--- SET EXERCISE ---
Among the records below, find each line that includes the string "jeder" and copy it.

--- ITEMS ---
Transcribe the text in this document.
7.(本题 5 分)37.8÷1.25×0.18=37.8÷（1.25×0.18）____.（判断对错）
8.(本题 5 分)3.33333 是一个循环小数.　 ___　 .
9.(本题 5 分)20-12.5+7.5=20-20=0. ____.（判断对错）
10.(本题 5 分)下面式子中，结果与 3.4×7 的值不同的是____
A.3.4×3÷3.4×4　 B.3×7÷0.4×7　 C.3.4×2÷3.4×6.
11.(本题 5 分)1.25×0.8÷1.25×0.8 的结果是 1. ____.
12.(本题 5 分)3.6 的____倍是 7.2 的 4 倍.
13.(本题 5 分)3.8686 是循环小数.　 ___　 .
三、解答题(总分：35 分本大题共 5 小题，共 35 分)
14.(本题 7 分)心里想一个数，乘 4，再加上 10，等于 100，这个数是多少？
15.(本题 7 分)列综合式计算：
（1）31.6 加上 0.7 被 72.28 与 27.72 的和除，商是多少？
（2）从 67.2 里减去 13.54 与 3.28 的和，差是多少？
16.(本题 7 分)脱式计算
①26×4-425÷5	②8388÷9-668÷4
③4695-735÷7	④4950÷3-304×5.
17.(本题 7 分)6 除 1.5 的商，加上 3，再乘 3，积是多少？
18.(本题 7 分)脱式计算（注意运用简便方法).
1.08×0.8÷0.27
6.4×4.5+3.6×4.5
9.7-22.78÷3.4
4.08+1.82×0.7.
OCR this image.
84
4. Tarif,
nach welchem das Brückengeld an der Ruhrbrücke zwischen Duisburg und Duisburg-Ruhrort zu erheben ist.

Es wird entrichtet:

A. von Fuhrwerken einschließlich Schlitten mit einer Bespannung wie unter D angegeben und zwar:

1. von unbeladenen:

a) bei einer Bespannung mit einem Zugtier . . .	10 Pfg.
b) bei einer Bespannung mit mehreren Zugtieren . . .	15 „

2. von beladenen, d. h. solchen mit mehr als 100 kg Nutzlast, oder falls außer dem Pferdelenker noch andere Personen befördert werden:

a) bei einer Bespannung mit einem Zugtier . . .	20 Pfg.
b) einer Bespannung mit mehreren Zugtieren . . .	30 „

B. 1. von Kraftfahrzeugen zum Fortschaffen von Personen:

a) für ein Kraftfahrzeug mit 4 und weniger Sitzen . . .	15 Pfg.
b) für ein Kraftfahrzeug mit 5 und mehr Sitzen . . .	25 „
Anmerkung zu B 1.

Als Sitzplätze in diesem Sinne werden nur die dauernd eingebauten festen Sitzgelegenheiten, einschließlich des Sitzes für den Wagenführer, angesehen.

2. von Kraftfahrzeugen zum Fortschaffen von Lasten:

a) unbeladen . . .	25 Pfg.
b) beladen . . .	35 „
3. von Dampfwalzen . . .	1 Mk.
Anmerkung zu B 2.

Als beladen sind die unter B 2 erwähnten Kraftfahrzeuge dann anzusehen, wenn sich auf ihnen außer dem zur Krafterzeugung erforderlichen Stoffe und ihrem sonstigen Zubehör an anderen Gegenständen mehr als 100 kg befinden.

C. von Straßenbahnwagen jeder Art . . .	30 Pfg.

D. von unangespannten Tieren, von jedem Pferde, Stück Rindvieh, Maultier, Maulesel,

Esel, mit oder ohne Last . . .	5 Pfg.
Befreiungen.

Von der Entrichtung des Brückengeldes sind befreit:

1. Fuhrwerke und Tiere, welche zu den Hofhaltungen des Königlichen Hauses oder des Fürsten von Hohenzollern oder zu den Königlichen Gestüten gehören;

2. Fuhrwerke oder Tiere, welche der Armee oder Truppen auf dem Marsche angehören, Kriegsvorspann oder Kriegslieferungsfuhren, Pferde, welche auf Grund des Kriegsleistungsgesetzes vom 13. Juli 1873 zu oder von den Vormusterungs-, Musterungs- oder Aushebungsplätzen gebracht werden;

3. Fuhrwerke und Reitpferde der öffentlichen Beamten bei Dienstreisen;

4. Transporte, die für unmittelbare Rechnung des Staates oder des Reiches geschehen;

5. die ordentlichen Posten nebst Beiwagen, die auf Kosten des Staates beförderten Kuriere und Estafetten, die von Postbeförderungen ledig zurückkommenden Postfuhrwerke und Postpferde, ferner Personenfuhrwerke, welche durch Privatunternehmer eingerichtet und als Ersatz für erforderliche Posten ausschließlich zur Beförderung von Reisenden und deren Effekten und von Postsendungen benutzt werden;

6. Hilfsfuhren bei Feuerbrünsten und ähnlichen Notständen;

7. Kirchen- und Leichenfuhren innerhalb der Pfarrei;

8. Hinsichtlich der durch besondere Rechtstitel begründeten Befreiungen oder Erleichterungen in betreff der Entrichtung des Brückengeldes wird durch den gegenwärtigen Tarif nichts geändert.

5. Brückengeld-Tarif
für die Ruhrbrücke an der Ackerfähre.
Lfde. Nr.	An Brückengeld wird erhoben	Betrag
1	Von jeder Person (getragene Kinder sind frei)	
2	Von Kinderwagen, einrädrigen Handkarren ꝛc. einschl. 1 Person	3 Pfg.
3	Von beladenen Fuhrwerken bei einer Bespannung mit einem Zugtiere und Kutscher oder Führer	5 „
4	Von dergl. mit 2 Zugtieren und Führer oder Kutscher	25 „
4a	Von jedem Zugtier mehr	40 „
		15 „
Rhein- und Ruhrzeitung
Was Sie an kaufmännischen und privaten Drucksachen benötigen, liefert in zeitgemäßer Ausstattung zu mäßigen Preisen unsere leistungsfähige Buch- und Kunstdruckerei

--- TASK RESPONSE ---
C. von Straßenbahnwagen jeder Art . . .	30 Pfg.
1	Von jeder Person (getragene Kinder sind frei)	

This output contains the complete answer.